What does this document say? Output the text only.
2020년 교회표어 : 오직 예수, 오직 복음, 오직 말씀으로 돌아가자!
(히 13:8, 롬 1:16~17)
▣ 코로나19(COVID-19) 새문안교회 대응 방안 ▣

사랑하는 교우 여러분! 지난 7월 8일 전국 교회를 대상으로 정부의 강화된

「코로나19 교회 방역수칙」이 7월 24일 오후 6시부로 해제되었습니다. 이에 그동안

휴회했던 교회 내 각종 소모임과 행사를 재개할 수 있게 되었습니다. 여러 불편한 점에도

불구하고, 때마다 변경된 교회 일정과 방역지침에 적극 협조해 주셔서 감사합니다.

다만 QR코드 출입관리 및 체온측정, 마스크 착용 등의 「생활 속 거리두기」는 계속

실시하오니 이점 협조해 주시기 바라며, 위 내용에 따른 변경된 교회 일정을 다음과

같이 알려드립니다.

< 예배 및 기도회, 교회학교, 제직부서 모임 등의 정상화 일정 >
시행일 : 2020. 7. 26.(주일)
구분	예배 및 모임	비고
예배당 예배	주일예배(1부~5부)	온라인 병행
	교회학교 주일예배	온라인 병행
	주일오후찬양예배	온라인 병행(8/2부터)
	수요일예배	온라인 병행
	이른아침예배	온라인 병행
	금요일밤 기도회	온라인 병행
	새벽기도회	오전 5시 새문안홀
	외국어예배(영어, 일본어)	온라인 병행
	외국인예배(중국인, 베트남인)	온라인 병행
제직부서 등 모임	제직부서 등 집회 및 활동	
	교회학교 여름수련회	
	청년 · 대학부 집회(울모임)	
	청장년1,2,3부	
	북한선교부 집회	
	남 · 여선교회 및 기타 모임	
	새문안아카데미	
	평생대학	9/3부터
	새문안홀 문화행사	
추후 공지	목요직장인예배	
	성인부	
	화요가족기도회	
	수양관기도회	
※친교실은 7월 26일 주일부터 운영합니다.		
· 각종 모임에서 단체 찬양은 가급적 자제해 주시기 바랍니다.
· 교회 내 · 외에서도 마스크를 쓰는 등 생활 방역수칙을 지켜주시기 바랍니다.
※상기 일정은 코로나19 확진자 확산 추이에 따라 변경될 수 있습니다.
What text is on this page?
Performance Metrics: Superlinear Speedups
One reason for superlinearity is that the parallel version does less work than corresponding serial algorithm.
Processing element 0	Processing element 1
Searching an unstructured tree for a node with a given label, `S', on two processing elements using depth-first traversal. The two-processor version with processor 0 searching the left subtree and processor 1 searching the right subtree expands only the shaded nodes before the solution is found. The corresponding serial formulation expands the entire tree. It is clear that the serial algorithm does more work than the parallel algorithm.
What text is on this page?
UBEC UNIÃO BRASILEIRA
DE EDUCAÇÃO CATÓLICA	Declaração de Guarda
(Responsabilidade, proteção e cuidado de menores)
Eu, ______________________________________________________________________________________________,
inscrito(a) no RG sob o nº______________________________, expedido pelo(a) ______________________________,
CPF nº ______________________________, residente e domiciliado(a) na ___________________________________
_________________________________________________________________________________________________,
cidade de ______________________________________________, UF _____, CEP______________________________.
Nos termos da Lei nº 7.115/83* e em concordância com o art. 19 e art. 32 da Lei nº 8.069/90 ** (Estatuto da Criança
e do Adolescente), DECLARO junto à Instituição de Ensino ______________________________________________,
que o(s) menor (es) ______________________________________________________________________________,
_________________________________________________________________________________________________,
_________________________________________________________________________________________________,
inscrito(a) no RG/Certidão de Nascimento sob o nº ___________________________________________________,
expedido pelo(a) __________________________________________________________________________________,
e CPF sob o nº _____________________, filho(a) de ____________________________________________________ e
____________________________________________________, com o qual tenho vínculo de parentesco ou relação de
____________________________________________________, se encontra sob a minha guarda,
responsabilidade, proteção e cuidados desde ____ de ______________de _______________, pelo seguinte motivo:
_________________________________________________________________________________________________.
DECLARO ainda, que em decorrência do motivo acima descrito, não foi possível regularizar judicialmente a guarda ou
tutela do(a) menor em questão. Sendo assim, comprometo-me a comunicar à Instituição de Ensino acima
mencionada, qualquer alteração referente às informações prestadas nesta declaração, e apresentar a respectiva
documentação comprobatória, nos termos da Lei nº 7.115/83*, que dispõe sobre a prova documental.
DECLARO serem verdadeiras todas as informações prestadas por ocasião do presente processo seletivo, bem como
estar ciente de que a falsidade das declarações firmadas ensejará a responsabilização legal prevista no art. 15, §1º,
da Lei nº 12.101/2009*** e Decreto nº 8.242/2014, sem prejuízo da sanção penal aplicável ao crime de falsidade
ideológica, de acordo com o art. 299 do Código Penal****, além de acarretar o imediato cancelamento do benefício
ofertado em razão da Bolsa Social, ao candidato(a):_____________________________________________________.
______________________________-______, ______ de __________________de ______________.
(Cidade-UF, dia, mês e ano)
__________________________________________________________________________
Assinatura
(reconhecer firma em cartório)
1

= EXERCISE GOAL =
Find all lines where the word "주일예배" appears. Copy them.

= RESULT =
예배당 예배	주일예배(1부~5부)	온라인 병행
	교회학교 주일예배	온라인 병행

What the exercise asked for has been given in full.